-- The request --
Tally the lines in the following entries that include the word "background"; state only the total.

Data extracted from a collection:

■ ■ ■

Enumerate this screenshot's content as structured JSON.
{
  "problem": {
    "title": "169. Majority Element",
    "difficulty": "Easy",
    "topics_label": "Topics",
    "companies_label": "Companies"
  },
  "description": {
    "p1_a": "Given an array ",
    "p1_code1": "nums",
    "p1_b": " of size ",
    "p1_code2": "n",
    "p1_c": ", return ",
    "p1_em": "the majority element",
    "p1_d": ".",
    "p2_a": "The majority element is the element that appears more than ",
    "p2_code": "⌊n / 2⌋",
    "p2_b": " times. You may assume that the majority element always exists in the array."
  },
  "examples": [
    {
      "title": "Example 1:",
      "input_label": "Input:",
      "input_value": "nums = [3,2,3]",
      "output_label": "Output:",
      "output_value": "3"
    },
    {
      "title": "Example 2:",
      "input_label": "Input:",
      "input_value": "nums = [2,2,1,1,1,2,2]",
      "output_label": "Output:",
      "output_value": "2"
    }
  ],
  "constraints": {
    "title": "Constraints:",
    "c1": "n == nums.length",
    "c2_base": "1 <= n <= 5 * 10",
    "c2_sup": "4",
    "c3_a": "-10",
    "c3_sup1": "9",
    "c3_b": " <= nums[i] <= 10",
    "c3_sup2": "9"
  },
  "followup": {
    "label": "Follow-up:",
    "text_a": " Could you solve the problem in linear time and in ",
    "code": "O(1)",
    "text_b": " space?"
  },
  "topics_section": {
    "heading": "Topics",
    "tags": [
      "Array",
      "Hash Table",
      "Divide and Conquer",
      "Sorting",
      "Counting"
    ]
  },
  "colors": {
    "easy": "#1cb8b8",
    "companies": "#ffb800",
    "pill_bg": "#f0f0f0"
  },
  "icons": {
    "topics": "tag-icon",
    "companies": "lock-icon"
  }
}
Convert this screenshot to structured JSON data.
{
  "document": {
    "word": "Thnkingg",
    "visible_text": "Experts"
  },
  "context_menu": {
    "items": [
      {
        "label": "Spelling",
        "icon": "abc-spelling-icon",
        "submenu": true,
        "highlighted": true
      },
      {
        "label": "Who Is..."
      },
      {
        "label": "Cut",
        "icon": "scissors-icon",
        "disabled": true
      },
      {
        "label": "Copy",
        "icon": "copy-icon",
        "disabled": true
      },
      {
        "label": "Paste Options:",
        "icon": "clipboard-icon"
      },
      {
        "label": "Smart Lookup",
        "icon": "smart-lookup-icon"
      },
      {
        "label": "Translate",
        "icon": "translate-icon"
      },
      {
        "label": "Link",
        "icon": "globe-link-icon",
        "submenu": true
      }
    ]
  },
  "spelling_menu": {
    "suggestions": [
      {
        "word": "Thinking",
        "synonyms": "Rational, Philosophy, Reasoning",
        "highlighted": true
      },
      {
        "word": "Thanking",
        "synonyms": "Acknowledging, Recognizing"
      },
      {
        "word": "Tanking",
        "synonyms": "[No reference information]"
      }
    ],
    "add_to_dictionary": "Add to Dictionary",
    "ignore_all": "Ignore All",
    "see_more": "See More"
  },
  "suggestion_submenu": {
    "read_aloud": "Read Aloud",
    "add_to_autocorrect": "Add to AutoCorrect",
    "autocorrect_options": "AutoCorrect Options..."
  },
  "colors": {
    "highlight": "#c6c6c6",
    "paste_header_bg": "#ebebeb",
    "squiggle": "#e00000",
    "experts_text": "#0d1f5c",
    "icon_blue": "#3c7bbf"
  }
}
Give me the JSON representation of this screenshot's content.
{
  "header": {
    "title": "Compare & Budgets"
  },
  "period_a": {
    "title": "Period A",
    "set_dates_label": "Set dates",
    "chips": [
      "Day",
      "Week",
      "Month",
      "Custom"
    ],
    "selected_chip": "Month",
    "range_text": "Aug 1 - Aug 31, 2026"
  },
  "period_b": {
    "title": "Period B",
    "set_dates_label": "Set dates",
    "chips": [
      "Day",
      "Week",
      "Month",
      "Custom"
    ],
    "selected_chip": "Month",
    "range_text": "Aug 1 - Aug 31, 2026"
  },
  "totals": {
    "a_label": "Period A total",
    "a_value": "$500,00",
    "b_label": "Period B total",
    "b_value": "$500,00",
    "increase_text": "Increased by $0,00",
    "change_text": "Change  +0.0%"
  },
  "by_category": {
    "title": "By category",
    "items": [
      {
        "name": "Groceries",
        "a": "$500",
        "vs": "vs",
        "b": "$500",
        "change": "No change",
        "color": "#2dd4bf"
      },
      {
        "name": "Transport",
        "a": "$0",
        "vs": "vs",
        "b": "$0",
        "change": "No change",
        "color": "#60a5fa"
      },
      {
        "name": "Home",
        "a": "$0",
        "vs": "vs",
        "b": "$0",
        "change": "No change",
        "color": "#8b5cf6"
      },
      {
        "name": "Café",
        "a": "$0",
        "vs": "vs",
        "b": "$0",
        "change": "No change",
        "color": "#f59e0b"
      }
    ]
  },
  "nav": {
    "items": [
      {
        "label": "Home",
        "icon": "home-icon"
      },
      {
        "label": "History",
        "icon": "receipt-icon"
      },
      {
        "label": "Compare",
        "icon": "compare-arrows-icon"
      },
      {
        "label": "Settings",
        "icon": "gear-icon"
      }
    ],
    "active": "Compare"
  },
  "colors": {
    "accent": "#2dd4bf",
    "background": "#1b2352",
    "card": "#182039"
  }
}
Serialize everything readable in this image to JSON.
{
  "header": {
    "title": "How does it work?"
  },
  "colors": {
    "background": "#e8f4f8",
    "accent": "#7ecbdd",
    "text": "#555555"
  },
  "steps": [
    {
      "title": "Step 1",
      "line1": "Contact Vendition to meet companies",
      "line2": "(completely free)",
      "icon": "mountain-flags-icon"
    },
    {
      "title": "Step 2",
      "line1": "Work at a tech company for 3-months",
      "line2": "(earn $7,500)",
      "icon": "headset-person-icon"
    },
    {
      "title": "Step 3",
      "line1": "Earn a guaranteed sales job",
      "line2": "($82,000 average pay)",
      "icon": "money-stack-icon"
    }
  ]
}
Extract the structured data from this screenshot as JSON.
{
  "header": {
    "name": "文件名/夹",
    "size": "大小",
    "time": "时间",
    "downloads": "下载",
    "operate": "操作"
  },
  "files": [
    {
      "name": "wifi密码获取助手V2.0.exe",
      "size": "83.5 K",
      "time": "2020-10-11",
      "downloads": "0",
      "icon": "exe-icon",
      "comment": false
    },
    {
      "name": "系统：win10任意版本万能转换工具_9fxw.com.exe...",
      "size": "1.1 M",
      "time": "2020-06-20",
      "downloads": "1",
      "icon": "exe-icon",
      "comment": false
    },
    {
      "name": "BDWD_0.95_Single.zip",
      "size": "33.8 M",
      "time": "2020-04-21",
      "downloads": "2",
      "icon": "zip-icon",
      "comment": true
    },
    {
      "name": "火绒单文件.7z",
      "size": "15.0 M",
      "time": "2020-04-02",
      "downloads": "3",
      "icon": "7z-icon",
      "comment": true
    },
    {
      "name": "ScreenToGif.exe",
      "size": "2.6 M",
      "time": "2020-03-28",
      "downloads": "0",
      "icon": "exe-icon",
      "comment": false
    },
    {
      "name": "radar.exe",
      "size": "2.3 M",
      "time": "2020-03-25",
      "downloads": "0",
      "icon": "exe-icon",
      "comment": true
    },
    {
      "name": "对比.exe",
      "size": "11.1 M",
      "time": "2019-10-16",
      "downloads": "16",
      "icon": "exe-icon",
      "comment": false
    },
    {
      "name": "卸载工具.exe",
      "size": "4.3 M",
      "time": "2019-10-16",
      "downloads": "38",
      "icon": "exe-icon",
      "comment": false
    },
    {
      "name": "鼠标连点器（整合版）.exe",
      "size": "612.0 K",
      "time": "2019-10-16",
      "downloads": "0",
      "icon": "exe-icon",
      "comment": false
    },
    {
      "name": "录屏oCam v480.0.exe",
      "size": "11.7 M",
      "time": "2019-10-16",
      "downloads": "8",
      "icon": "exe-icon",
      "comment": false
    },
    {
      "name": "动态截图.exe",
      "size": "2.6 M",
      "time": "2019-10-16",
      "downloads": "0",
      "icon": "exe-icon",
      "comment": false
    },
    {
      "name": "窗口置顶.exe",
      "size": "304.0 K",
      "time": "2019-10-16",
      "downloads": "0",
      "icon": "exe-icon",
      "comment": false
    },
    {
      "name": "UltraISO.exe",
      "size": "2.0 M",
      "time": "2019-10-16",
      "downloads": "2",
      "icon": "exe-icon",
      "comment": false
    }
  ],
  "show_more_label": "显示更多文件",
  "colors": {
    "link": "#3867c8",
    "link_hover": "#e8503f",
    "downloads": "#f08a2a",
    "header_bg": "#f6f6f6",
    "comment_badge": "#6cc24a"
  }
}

■ ■ ■

-- Correct result --
2